[WRITTEN PROBLEM]
Compute the number of lines that include the string "data", then output that number and nothing else.

[RECORDS SHOWN]
--

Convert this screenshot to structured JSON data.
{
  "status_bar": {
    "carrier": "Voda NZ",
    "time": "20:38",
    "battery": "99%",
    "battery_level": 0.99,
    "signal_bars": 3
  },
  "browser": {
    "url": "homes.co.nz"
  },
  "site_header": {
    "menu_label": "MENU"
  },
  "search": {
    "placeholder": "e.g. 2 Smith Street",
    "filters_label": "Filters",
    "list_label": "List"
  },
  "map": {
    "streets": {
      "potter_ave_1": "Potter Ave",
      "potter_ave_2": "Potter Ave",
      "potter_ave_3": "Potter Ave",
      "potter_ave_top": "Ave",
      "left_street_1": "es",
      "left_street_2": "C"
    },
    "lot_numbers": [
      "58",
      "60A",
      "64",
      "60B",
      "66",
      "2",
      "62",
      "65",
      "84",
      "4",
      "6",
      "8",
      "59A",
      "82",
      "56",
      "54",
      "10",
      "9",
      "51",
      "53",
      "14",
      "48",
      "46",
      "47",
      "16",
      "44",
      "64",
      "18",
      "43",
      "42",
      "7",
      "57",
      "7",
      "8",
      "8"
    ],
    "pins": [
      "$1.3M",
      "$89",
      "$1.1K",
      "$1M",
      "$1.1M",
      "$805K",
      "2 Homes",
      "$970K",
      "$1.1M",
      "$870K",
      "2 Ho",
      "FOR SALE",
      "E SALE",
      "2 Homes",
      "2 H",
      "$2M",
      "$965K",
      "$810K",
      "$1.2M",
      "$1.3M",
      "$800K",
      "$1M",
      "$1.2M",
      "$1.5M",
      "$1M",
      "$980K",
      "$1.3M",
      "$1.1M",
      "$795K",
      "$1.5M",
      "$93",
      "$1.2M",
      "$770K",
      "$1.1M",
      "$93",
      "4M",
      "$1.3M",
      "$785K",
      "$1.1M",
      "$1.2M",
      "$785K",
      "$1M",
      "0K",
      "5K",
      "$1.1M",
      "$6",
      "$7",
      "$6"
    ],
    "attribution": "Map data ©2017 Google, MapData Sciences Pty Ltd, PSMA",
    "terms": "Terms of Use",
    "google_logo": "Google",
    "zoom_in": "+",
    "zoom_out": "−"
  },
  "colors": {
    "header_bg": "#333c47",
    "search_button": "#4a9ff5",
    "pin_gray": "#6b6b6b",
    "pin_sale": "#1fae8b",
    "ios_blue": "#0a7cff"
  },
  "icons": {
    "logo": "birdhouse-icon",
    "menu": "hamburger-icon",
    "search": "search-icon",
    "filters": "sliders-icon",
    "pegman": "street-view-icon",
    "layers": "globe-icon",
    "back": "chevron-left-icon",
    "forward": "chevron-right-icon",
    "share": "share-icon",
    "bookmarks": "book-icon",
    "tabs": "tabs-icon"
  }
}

--

[SOLVED EXERCISE]
2